Aim >> Gather, from the data below, each line in which the word "object" occurs.
-------- Extracted records --------
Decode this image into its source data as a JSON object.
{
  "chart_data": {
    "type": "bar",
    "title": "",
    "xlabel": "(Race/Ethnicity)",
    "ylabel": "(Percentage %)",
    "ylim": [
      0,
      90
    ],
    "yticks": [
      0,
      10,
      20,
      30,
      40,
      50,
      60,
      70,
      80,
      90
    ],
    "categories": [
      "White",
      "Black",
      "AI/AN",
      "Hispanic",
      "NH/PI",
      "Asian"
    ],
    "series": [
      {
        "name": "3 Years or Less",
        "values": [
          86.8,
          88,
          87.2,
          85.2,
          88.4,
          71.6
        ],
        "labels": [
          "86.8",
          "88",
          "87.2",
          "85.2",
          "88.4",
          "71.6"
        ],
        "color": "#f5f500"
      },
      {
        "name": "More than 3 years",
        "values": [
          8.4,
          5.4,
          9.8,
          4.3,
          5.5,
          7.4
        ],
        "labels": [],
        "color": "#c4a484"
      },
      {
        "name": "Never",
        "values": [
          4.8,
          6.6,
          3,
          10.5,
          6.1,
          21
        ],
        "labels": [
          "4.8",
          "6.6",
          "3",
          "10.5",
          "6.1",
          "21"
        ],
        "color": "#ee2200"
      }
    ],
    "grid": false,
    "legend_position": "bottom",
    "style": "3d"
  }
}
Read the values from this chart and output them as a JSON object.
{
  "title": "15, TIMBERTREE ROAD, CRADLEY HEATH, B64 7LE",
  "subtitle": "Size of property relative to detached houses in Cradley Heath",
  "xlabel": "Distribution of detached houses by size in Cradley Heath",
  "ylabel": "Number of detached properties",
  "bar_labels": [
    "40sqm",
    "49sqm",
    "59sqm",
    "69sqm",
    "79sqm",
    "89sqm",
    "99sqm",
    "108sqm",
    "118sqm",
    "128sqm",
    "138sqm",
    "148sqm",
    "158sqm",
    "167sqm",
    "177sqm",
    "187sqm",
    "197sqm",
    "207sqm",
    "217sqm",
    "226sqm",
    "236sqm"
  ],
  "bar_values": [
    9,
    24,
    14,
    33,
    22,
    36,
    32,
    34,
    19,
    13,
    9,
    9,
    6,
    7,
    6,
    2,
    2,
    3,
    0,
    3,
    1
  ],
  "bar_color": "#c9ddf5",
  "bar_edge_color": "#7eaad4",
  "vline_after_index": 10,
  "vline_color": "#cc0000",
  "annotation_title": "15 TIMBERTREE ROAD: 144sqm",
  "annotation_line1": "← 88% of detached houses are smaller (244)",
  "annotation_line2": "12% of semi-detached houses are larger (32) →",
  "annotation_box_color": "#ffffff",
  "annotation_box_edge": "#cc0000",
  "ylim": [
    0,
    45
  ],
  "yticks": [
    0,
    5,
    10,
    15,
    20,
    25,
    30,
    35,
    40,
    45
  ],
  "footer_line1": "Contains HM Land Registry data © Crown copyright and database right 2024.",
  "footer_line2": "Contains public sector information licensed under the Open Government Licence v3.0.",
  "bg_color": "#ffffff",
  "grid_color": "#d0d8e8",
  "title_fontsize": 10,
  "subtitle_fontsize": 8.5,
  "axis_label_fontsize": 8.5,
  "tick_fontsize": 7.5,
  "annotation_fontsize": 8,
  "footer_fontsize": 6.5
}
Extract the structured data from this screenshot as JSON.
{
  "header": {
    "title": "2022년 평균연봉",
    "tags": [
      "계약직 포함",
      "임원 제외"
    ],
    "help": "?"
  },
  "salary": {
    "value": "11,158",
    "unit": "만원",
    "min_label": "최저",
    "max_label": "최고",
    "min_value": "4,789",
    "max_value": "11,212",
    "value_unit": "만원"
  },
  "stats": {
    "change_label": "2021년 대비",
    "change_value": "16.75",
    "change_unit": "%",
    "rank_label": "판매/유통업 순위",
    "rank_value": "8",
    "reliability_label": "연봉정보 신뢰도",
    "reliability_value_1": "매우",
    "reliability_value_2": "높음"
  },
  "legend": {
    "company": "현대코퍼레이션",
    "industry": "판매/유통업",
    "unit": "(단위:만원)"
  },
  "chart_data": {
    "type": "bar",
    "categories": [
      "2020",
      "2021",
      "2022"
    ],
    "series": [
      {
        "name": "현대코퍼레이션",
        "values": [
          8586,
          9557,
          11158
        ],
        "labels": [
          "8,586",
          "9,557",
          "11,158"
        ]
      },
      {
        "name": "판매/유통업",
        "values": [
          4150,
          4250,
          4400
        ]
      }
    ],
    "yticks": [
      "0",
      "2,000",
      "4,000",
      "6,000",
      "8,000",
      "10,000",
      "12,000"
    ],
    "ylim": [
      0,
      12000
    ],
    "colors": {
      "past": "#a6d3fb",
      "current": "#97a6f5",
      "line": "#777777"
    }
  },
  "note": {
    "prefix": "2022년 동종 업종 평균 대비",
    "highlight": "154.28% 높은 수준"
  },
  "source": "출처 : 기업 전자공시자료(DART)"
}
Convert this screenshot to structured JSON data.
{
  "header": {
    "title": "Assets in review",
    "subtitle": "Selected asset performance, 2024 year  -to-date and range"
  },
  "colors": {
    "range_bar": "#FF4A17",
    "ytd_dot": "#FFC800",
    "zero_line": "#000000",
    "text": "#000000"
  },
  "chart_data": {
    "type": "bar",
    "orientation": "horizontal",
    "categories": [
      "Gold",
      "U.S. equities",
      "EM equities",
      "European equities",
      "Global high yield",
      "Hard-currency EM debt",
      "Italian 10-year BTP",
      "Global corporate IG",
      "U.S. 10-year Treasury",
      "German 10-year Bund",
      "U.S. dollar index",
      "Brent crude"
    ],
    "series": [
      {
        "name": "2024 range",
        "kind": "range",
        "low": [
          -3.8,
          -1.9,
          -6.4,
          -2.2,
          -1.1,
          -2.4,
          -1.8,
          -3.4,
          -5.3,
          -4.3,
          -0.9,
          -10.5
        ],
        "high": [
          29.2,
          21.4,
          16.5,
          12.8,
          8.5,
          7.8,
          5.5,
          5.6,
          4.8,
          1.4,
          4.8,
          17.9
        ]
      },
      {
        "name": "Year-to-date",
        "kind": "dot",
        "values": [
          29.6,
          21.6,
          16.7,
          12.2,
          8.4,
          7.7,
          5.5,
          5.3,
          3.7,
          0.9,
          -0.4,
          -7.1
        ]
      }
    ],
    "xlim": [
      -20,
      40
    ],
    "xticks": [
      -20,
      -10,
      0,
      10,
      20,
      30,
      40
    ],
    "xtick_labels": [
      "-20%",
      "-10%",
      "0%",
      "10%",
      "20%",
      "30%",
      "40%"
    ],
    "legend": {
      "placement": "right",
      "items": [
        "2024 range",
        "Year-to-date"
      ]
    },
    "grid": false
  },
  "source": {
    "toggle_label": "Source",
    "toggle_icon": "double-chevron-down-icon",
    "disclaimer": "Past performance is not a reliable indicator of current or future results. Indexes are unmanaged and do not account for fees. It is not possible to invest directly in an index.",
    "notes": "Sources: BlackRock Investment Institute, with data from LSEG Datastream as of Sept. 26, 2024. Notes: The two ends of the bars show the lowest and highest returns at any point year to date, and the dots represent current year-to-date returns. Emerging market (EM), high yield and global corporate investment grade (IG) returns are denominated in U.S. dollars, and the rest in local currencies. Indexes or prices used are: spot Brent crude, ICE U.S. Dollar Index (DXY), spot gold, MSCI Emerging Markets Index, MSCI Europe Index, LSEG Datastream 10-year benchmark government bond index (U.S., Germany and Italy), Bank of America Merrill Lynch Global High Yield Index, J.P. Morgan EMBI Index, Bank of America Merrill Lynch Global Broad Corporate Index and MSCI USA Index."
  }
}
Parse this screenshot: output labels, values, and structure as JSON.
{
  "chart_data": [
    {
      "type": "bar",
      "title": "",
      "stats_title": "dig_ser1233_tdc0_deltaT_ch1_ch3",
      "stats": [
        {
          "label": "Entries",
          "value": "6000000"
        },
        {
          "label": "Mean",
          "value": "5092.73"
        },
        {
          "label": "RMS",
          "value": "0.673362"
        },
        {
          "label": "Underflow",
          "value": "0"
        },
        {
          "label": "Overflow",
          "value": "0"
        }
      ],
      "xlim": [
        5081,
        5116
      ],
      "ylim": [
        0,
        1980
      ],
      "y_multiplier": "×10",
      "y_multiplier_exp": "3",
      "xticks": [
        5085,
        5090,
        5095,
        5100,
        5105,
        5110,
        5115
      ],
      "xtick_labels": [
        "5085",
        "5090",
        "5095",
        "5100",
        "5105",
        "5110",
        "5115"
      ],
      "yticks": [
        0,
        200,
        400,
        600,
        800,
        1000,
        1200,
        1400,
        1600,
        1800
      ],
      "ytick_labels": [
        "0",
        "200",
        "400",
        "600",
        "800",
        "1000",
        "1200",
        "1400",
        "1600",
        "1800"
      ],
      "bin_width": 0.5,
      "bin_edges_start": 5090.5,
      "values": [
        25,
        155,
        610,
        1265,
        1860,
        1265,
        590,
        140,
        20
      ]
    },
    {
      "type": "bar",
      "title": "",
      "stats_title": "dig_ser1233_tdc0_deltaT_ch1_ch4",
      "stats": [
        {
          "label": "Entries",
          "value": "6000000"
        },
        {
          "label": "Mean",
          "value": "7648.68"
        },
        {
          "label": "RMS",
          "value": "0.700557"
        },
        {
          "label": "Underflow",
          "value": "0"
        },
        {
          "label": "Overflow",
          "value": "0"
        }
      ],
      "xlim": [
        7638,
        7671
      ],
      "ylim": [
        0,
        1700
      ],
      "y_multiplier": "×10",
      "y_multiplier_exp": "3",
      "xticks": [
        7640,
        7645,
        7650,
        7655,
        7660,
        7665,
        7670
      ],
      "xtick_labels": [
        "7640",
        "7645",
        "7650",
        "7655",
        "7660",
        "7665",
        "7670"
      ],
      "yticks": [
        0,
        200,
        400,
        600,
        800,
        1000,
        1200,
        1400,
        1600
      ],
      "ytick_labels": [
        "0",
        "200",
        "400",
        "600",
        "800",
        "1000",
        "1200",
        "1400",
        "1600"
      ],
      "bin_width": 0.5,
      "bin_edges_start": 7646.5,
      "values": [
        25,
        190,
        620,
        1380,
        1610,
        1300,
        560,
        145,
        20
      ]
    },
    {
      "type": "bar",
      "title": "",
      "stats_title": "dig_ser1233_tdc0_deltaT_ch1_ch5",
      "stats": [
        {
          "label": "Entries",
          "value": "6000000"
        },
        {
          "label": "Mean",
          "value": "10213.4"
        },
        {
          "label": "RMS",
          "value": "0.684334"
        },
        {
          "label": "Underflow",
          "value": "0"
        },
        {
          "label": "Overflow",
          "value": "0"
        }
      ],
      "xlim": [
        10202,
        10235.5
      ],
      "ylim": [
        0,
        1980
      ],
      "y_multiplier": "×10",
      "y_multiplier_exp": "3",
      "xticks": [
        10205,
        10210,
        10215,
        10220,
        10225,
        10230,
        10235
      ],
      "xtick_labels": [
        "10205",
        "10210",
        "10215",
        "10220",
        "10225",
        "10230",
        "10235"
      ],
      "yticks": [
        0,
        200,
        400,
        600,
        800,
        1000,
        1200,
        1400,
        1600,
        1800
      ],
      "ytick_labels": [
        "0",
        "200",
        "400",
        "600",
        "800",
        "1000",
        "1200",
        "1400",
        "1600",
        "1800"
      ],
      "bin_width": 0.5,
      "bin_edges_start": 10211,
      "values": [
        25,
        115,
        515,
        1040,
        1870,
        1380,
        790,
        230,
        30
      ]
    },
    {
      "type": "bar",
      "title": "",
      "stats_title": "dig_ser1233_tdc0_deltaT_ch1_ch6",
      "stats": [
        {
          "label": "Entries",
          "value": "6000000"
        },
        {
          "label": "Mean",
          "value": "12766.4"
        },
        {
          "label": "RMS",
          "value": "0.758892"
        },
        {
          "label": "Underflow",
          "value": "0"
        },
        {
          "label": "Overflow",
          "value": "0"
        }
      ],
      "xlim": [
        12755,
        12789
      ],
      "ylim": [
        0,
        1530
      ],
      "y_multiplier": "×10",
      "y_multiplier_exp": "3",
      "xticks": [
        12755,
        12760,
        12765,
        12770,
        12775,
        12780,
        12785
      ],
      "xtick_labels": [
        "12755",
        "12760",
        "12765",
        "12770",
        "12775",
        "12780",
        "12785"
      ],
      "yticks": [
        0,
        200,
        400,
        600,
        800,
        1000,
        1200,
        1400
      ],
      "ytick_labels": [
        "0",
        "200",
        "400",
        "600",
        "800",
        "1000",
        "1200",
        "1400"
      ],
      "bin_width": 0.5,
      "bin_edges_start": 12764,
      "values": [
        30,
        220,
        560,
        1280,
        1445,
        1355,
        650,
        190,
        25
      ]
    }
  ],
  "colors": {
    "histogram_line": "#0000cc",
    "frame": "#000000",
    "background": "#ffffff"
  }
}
--------
Result >>
Decode this image into its source data as a JSON object.
Read the values from this chart and output them as a JSON object.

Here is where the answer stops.